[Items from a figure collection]
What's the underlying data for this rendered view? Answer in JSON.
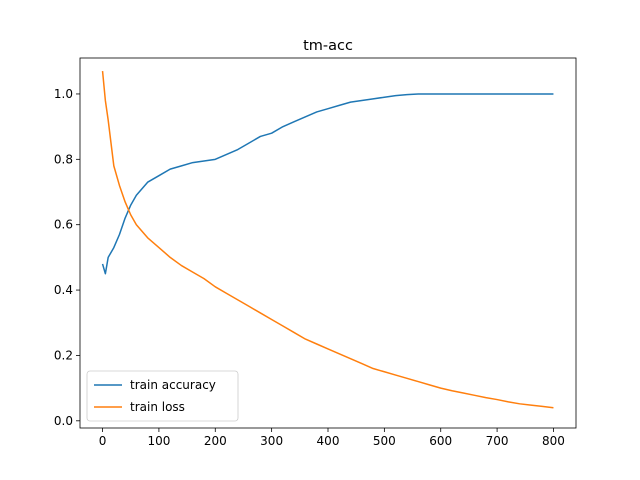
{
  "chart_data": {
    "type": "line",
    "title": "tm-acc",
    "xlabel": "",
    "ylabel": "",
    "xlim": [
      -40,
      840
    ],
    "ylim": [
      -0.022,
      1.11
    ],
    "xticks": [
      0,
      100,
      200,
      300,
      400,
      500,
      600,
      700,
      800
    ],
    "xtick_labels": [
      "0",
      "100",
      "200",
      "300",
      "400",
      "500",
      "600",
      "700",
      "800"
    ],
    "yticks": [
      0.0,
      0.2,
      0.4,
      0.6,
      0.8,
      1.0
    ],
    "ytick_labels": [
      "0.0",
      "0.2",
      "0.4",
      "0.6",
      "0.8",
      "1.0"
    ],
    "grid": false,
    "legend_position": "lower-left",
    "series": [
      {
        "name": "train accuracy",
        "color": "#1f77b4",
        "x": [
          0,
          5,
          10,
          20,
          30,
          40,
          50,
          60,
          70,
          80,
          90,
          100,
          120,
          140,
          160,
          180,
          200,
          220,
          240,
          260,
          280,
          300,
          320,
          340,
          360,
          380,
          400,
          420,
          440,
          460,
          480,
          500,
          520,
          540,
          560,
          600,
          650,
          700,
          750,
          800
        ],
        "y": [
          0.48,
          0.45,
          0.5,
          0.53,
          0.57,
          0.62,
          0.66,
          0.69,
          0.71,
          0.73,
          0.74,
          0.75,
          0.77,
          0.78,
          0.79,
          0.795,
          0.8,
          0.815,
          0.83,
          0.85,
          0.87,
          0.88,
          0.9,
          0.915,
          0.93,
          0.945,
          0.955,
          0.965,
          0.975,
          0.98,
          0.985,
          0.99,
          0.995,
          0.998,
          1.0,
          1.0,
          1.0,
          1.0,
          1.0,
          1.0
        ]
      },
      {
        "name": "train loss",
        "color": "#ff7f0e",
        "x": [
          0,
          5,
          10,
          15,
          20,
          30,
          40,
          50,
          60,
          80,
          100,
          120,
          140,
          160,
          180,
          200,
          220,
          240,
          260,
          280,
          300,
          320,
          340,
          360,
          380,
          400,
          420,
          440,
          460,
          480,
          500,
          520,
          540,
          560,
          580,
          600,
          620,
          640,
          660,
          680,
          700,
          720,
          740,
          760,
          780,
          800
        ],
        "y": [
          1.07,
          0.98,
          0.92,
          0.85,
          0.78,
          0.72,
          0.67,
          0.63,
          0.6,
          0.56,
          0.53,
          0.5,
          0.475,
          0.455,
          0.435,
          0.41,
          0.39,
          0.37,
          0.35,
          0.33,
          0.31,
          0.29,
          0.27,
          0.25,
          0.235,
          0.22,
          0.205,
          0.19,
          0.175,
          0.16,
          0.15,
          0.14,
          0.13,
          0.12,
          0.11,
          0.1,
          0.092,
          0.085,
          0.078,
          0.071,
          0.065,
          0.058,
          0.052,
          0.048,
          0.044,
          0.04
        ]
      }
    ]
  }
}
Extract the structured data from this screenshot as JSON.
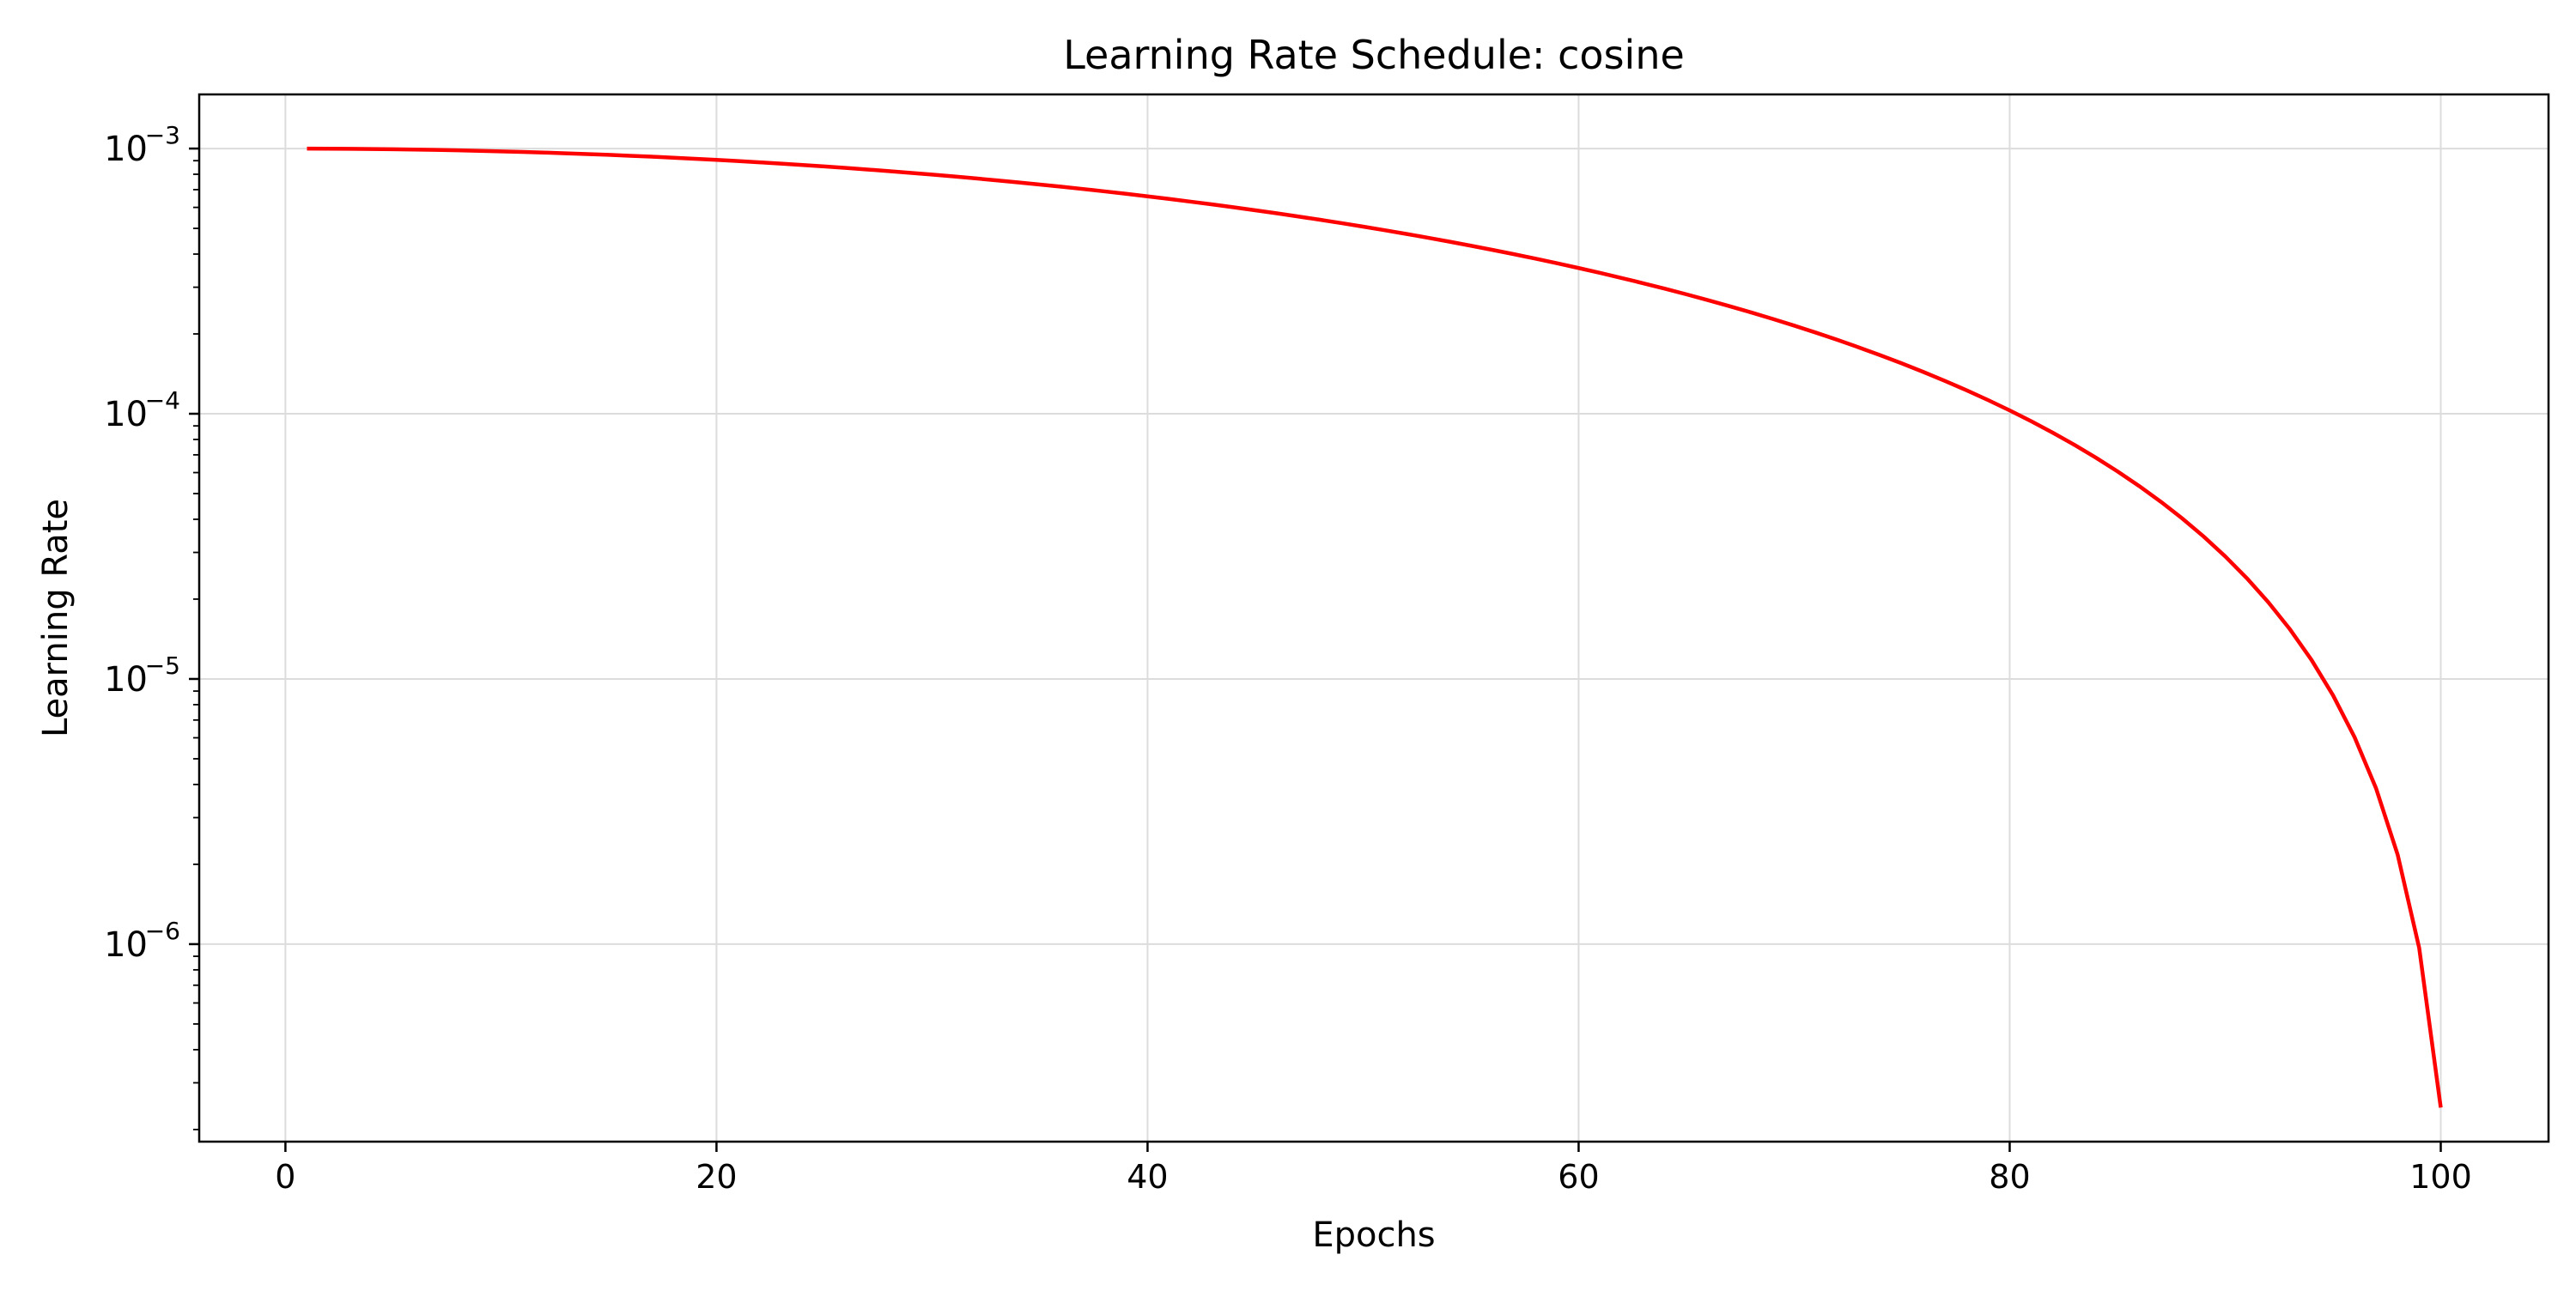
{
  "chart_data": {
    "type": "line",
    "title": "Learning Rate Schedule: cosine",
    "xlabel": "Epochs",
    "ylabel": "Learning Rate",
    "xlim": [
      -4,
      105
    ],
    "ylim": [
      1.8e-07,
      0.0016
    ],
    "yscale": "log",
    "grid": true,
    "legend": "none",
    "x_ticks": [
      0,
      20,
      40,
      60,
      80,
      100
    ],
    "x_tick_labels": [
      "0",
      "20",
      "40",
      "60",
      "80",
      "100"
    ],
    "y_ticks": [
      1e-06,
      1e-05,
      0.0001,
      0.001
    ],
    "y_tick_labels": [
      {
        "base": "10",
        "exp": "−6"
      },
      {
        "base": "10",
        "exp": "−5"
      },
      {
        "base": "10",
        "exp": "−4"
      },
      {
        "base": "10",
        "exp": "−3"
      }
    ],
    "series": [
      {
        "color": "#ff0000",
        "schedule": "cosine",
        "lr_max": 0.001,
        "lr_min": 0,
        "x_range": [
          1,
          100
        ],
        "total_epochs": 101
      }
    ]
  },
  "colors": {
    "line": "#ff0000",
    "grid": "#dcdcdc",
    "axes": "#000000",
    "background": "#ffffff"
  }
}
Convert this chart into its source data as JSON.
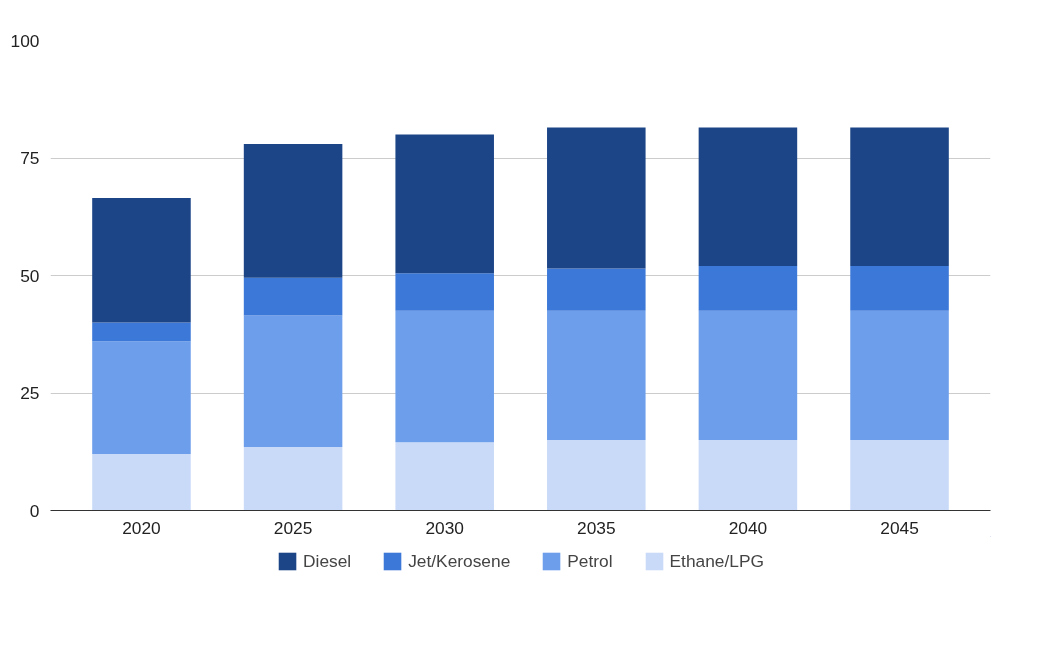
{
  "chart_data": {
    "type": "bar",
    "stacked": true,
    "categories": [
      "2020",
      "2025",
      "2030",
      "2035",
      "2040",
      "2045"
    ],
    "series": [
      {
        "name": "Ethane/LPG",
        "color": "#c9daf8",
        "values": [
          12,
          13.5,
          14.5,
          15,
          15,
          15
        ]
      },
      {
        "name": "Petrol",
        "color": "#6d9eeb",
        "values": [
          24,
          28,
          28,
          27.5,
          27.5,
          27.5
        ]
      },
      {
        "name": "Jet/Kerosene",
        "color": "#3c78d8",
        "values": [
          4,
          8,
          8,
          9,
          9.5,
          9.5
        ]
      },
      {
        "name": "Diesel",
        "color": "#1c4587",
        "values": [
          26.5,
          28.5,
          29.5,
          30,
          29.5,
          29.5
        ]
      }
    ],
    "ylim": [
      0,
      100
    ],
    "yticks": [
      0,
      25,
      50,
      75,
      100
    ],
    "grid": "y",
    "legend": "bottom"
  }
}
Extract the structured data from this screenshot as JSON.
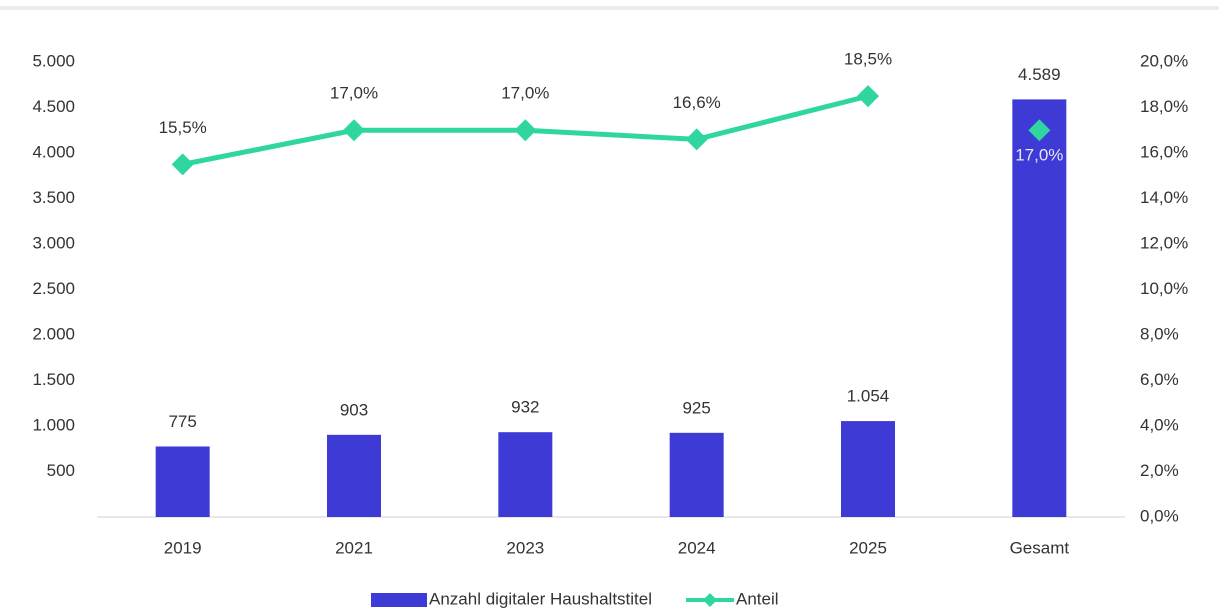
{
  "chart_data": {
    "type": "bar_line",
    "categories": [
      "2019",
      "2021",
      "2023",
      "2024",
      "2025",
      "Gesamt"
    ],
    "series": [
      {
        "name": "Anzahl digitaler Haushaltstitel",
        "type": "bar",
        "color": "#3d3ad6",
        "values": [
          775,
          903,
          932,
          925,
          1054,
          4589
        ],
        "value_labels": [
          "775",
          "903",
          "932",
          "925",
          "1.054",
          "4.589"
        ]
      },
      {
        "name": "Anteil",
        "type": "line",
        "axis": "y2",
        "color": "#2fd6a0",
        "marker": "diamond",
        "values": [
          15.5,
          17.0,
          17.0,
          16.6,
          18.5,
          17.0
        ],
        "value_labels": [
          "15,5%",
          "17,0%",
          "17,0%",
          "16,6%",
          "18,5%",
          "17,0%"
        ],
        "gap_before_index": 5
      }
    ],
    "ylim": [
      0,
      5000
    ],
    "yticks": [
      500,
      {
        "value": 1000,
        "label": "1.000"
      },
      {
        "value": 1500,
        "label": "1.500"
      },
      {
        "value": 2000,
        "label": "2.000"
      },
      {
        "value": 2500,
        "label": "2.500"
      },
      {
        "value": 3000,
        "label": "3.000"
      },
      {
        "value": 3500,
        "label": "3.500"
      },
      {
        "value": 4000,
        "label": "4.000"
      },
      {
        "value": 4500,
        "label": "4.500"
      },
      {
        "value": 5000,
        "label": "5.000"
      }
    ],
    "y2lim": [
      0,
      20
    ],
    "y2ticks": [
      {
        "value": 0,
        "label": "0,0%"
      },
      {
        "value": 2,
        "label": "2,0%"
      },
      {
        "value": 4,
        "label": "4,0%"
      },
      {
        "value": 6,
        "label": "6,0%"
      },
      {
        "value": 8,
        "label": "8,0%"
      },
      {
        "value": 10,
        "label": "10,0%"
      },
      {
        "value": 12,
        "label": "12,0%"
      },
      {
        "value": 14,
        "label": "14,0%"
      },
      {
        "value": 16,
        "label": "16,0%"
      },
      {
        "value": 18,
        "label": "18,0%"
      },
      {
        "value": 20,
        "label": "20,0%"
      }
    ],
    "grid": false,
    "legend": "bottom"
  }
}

Your objective: Wherever a line in the data above holds "cosine", copy that line.

Task solution:
    "title": "Learning Rate Schedule: cosine",
        "schedule": "cosine",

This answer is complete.